* [SUPPLIED TEXT]
---*---
Farley Mowatt and his new bride traveled through Europe a few years after World War II seeking memoria of battles and stories of a time recently past. Farley served with the Canadian Army in Italy. Terror of war was rekindled as he walked the battlefield on which he was nearly killed.

Another battle, hardly known outside of France, took much effort to discover. Local residents would not talk about it; the memories were too fresh and cut too deeply.

The area sits high atop a plateau, protected on all sides by steep escarpments and reached, at the time, only by treacherous, unpaved roads. The French Resistance exploited its natural defenses from which to launch vicious and nearly-successful raids on the Germans spread out on the plains below. Their tactics succeeded to the point that the Germans were forced to divert troops from Normandy Beach to quell the resisters.

Finally, the Germans had enough. They mounted a full-scale assault on the fortress. In days of bloody battles, they finally defeated the partisans. Soldiers, resistance fighters and civilians alike were rounded up and slaughtered.

they found small cairns of stones along the roads labeled with the names of the murdered. They were grim reminders of a time when a whole nation became a serial killer.
---*---
* [TASKS]
• 1. Name each place that the account of Farley Mowatt's postwar trip mentions by name.
• 2. Extend the account of Farley Mowatt's postwar trip with a further paragraph that picks up right after its final sentence.

* [DATA ENTRIES]
---*---
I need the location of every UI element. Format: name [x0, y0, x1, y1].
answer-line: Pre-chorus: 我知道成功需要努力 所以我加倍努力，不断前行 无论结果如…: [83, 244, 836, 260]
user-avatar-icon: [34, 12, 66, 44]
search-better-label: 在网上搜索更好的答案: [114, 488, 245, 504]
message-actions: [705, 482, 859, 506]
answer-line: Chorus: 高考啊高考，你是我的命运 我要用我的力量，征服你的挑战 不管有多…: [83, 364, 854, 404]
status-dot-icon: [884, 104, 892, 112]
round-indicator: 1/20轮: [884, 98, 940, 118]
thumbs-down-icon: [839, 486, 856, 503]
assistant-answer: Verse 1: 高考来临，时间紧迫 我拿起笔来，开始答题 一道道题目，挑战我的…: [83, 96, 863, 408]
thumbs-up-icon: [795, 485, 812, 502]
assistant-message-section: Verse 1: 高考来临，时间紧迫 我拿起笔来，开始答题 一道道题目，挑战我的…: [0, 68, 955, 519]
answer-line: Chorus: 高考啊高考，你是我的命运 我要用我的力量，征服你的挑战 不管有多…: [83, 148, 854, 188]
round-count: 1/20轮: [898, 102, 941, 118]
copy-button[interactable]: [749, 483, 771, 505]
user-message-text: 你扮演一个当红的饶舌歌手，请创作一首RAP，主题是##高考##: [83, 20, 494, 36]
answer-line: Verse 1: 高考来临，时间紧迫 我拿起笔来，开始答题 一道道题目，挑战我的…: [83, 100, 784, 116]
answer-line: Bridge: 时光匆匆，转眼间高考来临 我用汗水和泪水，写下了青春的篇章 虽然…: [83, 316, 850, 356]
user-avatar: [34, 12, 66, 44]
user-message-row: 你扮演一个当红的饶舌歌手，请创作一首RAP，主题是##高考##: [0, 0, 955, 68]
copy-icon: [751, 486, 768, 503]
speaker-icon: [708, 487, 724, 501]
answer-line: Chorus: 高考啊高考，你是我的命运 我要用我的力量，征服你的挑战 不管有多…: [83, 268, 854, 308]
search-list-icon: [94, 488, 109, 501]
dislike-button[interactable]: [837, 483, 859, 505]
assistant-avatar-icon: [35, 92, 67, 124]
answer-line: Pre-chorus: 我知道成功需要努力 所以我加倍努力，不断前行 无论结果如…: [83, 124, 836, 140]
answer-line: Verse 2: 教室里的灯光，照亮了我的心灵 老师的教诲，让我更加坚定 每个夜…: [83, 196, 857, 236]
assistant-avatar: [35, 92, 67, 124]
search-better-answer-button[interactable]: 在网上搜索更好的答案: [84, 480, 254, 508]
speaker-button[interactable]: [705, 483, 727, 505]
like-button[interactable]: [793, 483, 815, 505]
---*---
* [RESPONSES BY TASK]
• 1. Europe, Italy, France, Normandy Beach

• 2.
As a child, riding in my parents' auto, we drove through lush green canyons of corn growing from the rich Iowa loam. Dotting the roadside were crosses; here one, there five. I was horrified to learn these crosses marked the site of an accident in which someone was killed. In my childish mind I saw five crosses where our family met their untimely demise.

The end point of a life, marked in France with stones, in Iowa with crosses are memorials to purposeful murder and auto accidents. Two autos, the wrong-place-at-the-wrong-time, the purposeful seeking and slaughter of war--is death truly accidental, a coincidence of time and place and circumstance? Is it a destined event, planned from eternity? The narrator of Johnny's Got His Gun says, "Somewhere there is a factory manufacturing the shell with my number on it."1

If death is unplanned, then we have every right to fear the next moment, the next car ride, the next landing, the uncaught serial killer. If my death is marked on His calendar I need have no fear; I am in His loving hands. I am convinced that He knows our time, that, as our birth, so our death is planned and anticipated. He gathers into His fatherly arms each at her appointed time and place. Some view God through this latter perspective with anger and dread. I think it is one more way in which He asks us to trust in His benevolent love. Like a mother singing a soothing song to her fretful infant, He assures us that He will gather us into His loving arms at the right time. Knowing this, having confidence in this, we can cease our restless fretful anxiety. We can relax into that awakening-into-His-arms which we call death.

Death is but the harvest of this earth, the fruitful harvest of life on this desolated planet.

"Since his days are determined, the number of his months is with You; And his limits You have set so that he cannot pass."2

"The LORD knows the days of the blameless, and their inheritance will be forever.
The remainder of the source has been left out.